- _Task prompt_: Reproduce exactly the lines from the one containing "What text is on this page?" through the end of the listing, minus the pictures.
START Exercise material
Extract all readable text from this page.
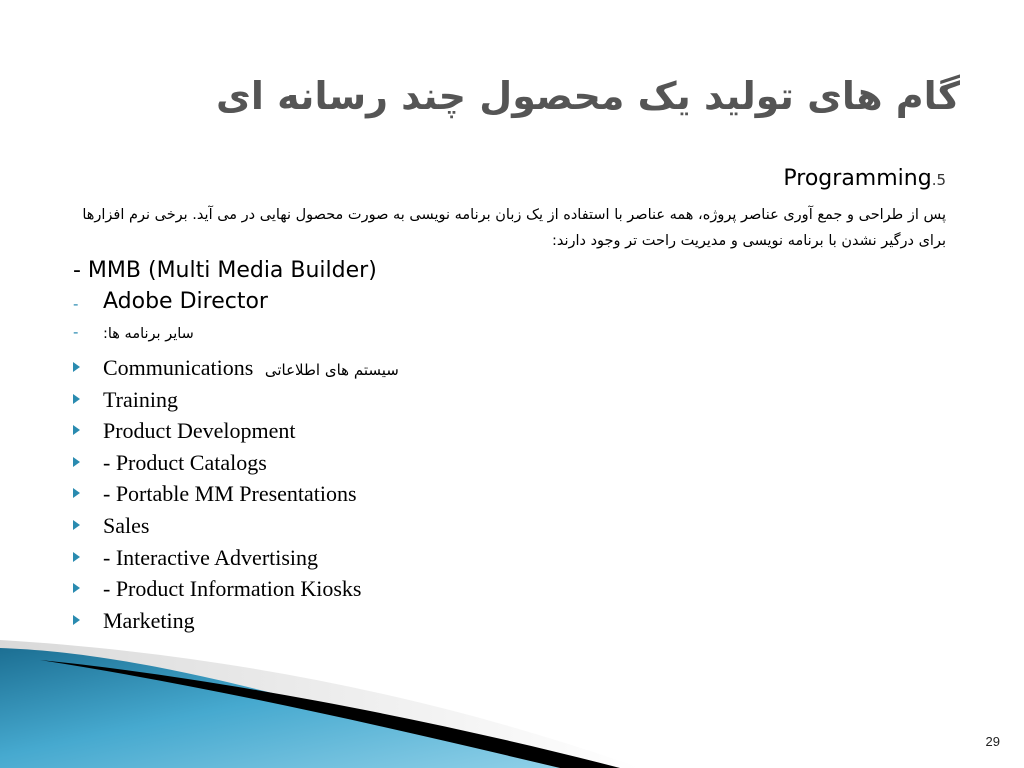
گام های تولید یک محصول چند رسانه ای
Programming.5
پس از طراحی و جمع آوری عناصر پروژه، همه عناصر با استفاده از یک زبان برنامه نویسی به صورت محصول نهایی در می آید. برخی نرم افزارها برای درگیر نشدن با برنامه نویسی و مدیریت راحت تر وجود دارند:
- MMB (Multi Media Builder)
- Adobe Director
- سایر برنامه ها:
Communications سیستم های اطلاعاتی
Training
Product Development
- Product Catalogs
- Portable MM Presentations
Sales
- Interactive Advertising
- Product Information Kiosks
Marketing
29
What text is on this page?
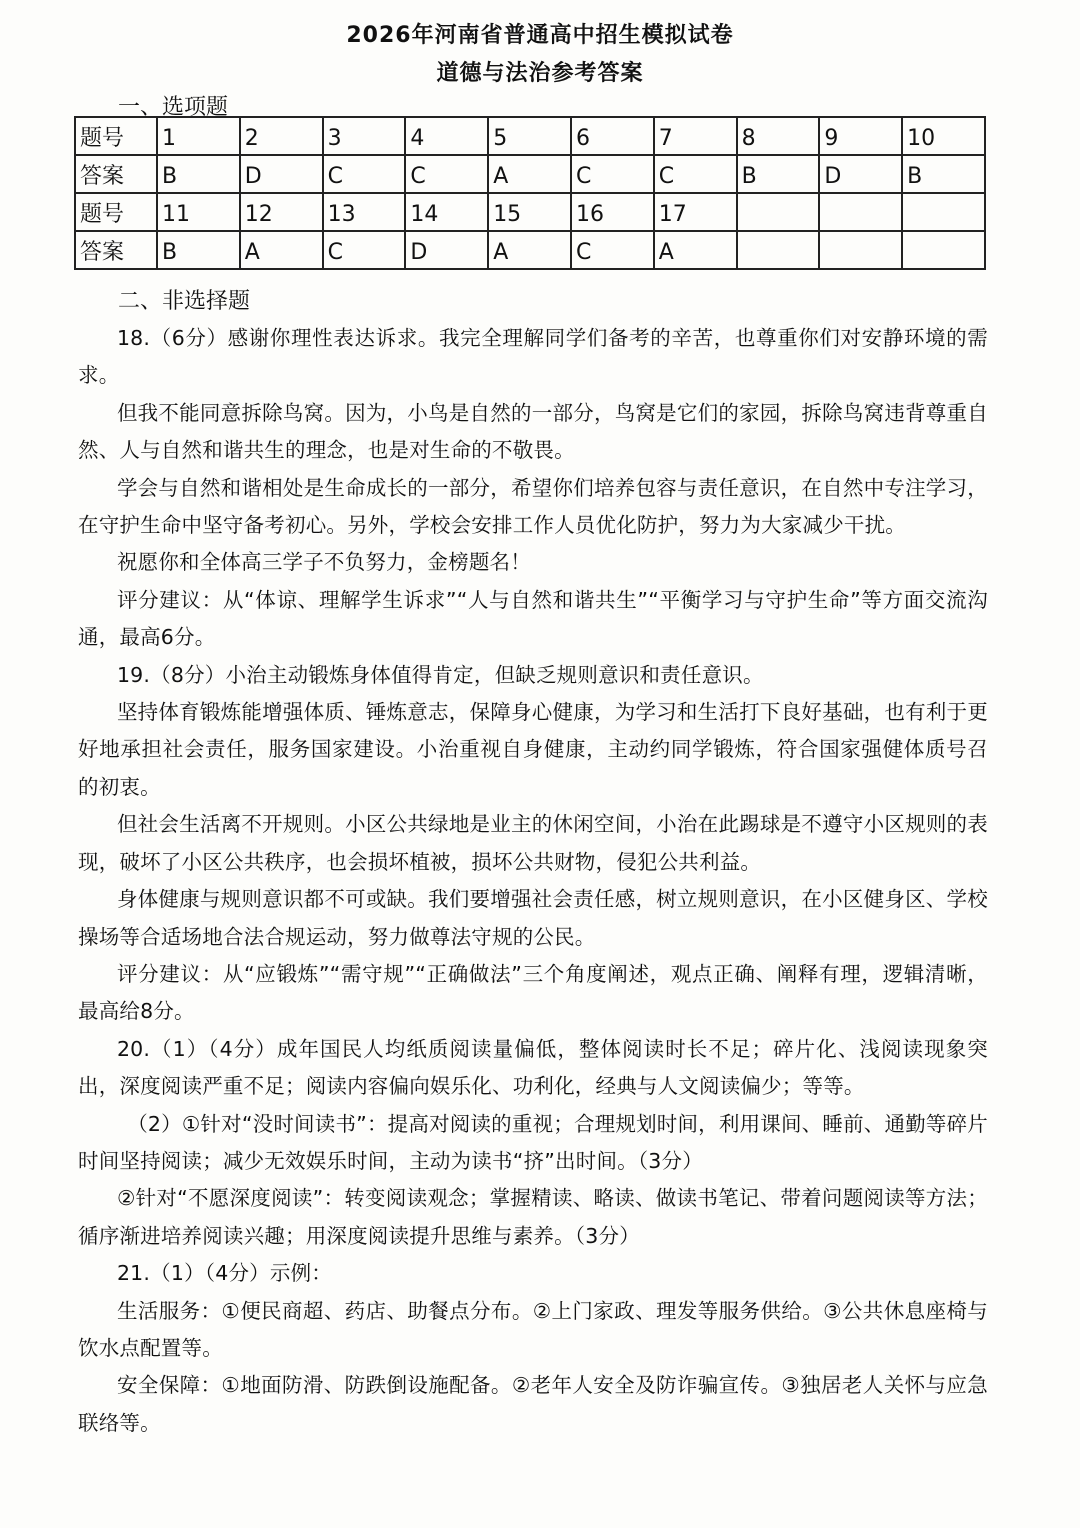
2026年河南省普通高中招生模拟试卷
道德与法治参考答案
一、选项题
题号	1	2	3	4	5	6	7	8	9	10
答案	B	D	C	C	A	C	C	B	D	B
题号	11	12	13	14	15	16	17			
答案	B	A	C	D	A	C	A			
二、非选择题

18.（6分）感谢你理性表达诉求。我完全理解同学们备考的辛苦，也尊重你们对安静环境的需求。

但我不能同意拆除鸟窝。因为，小鸟是自然的一部分，鸟窝是它们的家园，拆除鸟窝违背尊重自然、人与自然和谐共生的理念，也是对生命的不敬畏。

学会与自然和谐相处是生命成长的一部分，希望你们培养包容与责任意识，在自然中专注学习，在守护生命中坚守备考初心。另外，学校会安排工作人员优化防护，努力为大家减少干扰。

祝愿你和全体高三学子不负努力，金榜题名！

评分建议：从“体谅、理解学生诉求”“人与自然和谐共生”“平衡学习与守护生命”等方面交流沟通，最高6分。

19.（8分）小治主动锻炼身体值得肯定，但缺乏规则意识和责任意识。

坚持体育锻炼能增强体质、锤炼意志，保障身心健康，为学习和生活打下良好基础，也有利于更好地承担社会责任，服务国家建设。小治重视自身健康，主动约同学锻炼，符合国家强健体质号召的初衷。

但社会生活离不开规则。小区公共绿地是业主的休闲空间，小治在此踢球是不遵守小区规则的表现，破坏了小区公共秩序，也会损坏植被，损坏公共财物，侵犯公共利益。

身体健康与规则意识都不可或缺。我们要增强社会责任感，树立规则意识，在小区健身区、学校操场等合适场地合法合规运动，努力做尊法守规的公民。

评分建议：从“应锻炼”“需守规”“正确做法”三个角度阐述，观点正确、阐释有理，逻辑清晰，最高给8分。

20.（1）（4分）成年国民人均纸质阅读量偏低，整体阅读时长不足；碎片化、浅阅读现象突出，深度阅读严重不足；阅读内容偏向娱乐化、功利化，经典与人文阅读偏少；等等。

（2）①针对“没时间读书”：提高对阅读的重视；合理规划时间，利用课间、睡前、通勤等碎片时间坚持阅读；减少无效娱乐时间，主动为读书“挤”出时间。（3分）

②针对“不愿深度阅读”：转变阅读观念；掌握精读、略读、做读书笔记、带着问题阅读等方法；循序渐进培养阅读兴趣；用深度阅读提升思维与素养。（3分）

21.（1）（4分）示例：

生活服务：①便民商超、药店、助餐点分布。②上门家政、理发等服务供给。③公共休息座椅与饮水点配置等。

安全保障：①地面防滑、防跌倒设施配备。②老年人安全及防诈骗宣传。③独居老人关怀与应急联络等。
END Exercise material
- _Answer to this exercise_:
What text is on this page?
2026年河南省普通高中招生模拟试卷
道德与法治参考答案
一、选项题
题号	1	2	3	4	5	6	7	8	9	10
答案	B	D	C	C	A	C	C	B	D	B
题号	11	12	13	14	15	16	17			
答案	B	A	C	D	A	C	A			
二、非选择题

18.（6分）感谢你理性表达诉求。我完全理解同学们备考的辛苦，也尊重你们对安静环境的需求。

但我不能同意拆除鸟窝。因为，小鸟是自然的一部分，鸟窝是它们的家园，拆除鸟窝违背尊重自然、人与自然和谐共生的理念，也是对生命的不敬畏。

学会与自然和谐相处是生命成长的一部分，希望你们培养包容与责任意识，在自然中专注学习，在守护生命中坚守备考初心。另外，学校会安排工作人员优化防护，努力为大家减少干扰。

祝愿你和全体高三学子不负努力，金榜题名！

评分建议：从“体谅、理解学生诉求”“人与自然和谐共生”“平衡学习与守护生命”等方面交流沟通，最高6分。

19.（8分）小治主动锻炼身体值得肯定，但缺乏规则意识和责任意识。

坚持体育锻炼能增强体质、锤炼意志，保障身心健康，为学习和生活打下良好基础，也有利于更好地承担社会责任，服务国家建设。小治重视自身健康，主动约同学锻炼，符合国家强健体质号召的初衷。

但社会生活离不开规则。小区公共绿地是业主的休闲空间，小治在此踢球是不遵守小区规则的表现，破坏了小区公共秩序，也会损坏植被，损坏公共财物，侵犯公共利益。

身体健康与规则意识都不可或缺。我们要增强社会责任感，树立规则意识，在小区健身区、学校操场等合适场地合法合规运动，努力做尊法守规的公民。

评分建议：从“应锻炼”“需守规”“正确做法”三个角度阐述，观点正确、阐释有理，逻辑清晰，最高给8分。

20.（1）（4分）成年国民人均纸质阅读量偏低，整体阅读时长不足；碎片化、浅阅读现象突出，深度阅读严重不足；阅读内容偏向娱乐化、功利化，经典与人文阅读偏少；等等。

（2）①针对“没时间读书”：提高对阅读的重视；合理规划时间，利用课间、睡前、通勤等碎片时间坚持阅读；减少无效娱乐时间，主动为读书“挤”出时间。（3分）

②针对“不愿深度阅读”：转变阅读观念；掌握精读、略读、做读书笔记、带着问题阅读等方法；循序渐进培养阅读兴趣；用深度阅读提升思维与素养。（3分）

21.（1）（4分）示例：

生活服务：①便民商超、药店、助餐点分布。②上门家政、理发等服务供给。③公共休息座椅与饮水点配置等。

安全保障：①地面防滑、防跌倒设施配备。②老年人安全及防诈骗宣传。③独居老人关怀与应急联络等。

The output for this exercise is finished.